┌──

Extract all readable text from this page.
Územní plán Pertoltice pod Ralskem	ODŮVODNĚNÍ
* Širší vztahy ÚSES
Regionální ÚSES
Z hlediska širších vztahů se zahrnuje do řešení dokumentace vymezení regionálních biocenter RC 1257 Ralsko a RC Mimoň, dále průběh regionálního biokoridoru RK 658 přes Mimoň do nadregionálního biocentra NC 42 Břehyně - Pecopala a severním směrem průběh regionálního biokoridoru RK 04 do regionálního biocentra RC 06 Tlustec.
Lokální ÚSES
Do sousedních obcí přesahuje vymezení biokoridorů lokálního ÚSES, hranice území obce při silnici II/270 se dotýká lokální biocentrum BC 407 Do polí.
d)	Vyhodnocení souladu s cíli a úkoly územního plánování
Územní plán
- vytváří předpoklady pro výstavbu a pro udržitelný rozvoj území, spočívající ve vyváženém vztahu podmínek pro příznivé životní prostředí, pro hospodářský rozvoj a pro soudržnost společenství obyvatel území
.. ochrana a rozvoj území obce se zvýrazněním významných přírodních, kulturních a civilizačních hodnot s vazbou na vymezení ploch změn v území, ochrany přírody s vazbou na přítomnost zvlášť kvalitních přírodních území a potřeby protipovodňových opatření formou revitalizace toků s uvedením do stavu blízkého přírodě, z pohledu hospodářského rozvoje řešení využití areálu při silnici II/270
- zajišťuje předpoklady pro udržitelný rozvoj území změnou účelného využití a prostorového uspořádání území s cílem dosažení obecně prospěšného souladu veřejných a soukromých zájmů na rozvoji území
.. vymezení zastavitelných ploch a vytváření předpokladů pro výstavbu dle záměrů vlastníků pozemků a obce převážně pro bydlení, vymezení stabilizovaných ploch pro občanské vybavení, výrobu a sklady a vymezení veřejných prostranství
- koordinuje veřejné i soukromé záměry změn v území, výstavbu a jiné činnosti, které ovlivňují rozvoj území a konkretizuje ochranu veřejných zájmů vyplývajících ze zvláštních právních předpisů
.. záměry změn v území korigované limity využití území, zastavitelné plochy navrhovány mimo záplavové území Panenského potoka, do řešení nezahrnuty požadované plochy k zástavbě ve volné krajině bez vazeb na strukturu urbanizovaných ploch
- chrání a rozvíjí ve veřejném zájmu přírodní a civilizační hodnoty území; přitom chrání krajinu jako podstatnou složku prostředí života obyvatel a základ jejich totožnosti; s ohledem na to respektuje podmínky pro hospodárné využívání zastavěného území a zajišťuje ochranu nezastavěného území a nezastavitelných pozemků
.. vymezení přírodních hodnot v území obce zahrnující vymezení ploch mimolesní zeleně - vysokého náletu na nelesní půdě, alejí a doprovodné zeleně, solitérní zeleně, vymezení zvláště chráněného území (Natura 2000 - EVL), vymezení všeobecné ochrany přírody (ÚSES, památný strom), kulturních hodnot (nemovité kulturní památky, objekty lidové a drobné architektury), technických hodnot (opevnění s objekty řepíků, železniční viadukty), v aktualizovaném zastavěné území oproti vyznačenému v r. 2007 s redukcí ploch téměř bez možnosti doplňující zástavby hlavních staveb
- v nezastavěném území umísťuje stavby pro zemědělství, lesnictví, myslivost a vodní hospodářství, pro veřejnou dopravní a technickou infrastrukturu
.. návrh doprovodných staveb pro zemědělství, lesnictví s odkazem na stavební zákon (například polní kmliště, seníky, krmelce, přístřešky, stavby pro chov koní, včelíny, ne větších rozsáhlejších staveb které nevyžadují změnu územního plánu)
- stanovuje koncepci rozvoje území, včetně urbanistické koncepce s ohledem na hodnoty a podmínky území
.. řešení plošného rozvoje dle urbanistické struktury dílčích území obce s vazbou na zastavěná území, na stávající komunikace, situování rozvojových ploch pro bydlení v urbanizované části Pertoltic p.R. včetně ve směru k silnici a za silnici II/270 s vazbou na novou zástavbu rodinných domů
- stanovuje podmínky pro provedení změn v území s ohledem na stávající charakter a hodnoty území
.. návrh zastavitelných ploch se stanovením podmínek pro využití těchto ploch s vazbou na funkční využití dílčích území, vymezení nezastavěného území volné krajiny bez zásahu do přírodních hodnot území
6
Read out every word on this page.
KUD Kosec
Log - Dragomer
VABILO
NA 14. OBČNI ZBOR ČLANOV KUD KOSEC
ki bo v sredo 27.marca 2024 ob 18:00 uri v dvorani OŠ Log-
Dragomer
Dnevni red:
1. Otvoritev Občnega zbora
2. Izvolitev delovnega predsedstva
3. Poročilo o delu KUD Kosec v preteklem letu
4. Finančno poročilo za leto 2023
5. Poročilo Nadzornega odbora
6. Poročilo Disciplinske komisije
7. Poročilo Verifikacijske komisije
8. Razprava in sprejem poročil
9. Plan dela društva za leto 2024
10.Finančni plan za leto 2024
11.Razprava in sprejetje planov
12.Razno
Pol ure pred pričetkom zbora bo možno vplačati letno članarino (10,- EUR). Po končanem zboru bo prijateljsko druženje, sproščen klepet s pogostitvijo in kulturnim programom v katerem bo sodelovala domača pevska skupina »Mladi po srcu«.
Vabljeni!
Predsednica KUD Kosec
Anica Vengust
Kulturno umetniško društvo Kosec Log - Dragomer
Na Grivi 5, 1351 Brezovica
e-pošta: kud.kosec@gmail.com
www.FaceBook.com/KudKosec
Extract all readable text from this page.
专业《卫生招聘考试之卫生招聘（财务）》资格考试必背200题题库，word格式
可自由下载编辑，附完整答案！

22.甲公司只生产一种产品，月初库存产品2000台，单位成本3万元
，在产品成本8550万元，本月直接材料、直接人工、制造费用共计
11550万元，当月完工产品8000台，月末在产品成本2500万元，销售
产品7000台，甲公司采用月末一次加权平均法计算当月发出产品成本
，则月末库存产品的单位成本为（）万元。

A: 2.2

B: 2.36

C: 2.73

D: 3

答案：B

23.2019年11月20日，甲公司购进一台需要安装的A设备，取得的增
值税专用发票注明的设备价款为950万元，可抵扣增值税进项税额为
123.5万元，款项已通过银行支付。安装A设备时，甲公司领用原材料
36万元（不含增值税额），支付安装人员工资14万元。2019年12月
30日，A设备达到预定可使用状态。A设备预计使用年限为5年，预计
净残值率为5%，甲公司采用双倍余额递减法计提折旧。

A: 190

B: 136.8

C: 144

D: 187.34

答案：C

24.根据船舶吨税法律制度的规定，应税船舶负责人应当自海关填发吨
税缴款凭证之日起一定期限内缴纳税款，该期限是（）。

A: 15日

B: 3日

└──

What is asked ->
Out of the material above, gather each line where "územního" appears.

The answer ->
d)	Vyhodnocení souladu s cíli a úkoly územního plánování
.. návrh doprovodných staveb pro zemědělství, lesnictví s odkazem na stavební zákon (například polní kmliště, seníky, krmelce, přístřešky, stavby pro chov koní, včelíny, ne větších rozsáhlejších staveb které nevyžadují změnu územního plánu)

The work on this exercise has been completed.